* _What this task involves_
Report every line from the material that contains the word "advanced".

* _Exercise materials_
= = = =

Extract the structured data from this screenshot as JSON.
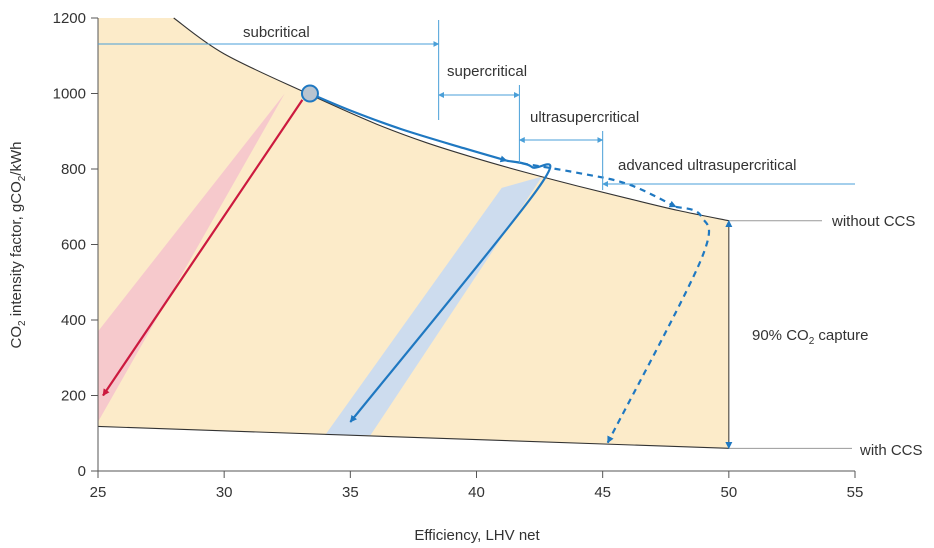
{
  "colors": {
    "fill": "#fcebc9",
    "blue": "#1f78c1",
    "blue_band": "#c8daf2",
    "red": "#cc1a3f",
    "red_band": "#f5c5cc",
    "axis": "#555555",
    "outline": "#333333",
    "annotation_line": "#4a9fd8",
    "marker_fill": "#b9c4cf"
  },
  "chart_data": {
    "type": "line",
    "title": "",
    "xlabel": "Efficiency,  LHV net",
    "ylabel": "CO2 intensity factor, gCO2/kWh",
    "ylabel_parts": [
      "CO",
      "2",
      " intensity factor, gCO",
      "2",
      "/kWh"
    ],
    "xlim": [
      25,
      55
    ],
    "ylim": [
      0,
      1200
    ],
    "xticks": [
      25,
      30,
      35,
      40,
      45,
      50,
      55
    ],
    "yticks": [
      0,
      200,
      400,
      600,
      800,
      1000,
      1200
    ],
    "grid": false,
    "reference_lines": [
      {
        "name": "without CCS",
        "points": [
          [
            28,
            1200
          ],
          [
            30,
            1105
          ],
          [
            33.3,
            1000
          ],
          [
            36,
            920
          ],
          [
            38,
            870
          ],
          [
            40,
            828
          ],
          [
            42,
            790
          ],
          [
            44,
            755
          ],
          [
            46,
            722
          ],
          [
            48,
            690
          ],
          [
            50,
            663
          ]
        ]
      },
      {
        "name": "with CCS",
        "points": [
          [
            25,
            118
          ],
          [
            50,
            60
          ]
        ]
      }
    ],
    "series": [
      {
        "style": "solid",
        "color": "blue",
        "points": [
          [
            33.4,
            1000
          ],
          [
            35,
            955
          ],
          [
            37,
            906
          ],
          [
            39.5,
            855
          ],
          [
            41.2,
            822
          ]
        ]
      },
      {
        "style": "dashed",
        "color": "blue",
        "points": [
          [
            41.8,
            815
          ],
          [
            44,
            790
          ],
          [
            46,
            760
          ],
          [
            47.9,
            700
          ]
        ]
      },
      {
        "style": "solid",
        "color": "red",
        "points": [
          [
            33.1,
            983
          ],
          [
            25.2,
            200
          ]
        ]
      },
      {
        "style": "solid",
        "color": "blue",
        "points": [
          [
            41.2,
            822
          ],
          [
            42.2,
            805
          ],
          [
            42.4,
            745
          ],
          [
            35,
            130
          ]
        ]
      },
      {
        "style": "dashed",
        "color": "blue",
        "points": [
          [
            47.9,
            700
          ],
          [
            48.9,
            675
          ],
          [
            48.9,
            560
          ],
          [
            45.2,
            75
          ]
        ]
      }
    ],
    "marker": {
      "x": 33.4,
      "y": 1000
    },
    "bands": [
      {
        "color": "red_band",
        "polygon": [
          [
            32.4,
            1000
          ],
          [
            25,
            370
          ],
          [
            25,
            130
          ]
        ]
      },
      {
        "color": "blue_band",
        "polygon": [
          [
            41.0,
            750
          ],
          [
            42.6,
            780
          ],
          [
            35.8,
            95
          ],
          [
            34.0,
            95
          ]
        ]
      }
    ],
    "annotations": {
      "subcritical": "subcritical",
      "supercritical": "supercritical",
      "ultrasupercritical": "ultrasupercritical",
      "advanced": "advanced ultrasupercritical",
      "without_ccs": "without CCS",
      "with_ccs": "with CCS",
      "capture_parts": [
        "90% CO",
        "2",
        " capture"
      ]
    },
    "regime_boundaries": [
      {
        "label": "subcritical",
        "from": 25,
        "to": 38.5
      },
      {
        "label": "supercritical",
        "from": 38.5,
        "to": 41.7
      },
      {
        "label": "ultrasupercritical",
        "from": 41.7,
        "to": 45.0
      },
      {
        "label": "advanced ultrasupercritical",
        "from": 45.0,
        "to": 55
      }
    ],
    "capture_bracket": {
      "x": 50,
      "from": 60,
      "to": 663
    }
  }
}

= = = =

* _In response_
      "advanced": "advanced ultrasupercritical",
        "label": "advanced ultrasupercritical",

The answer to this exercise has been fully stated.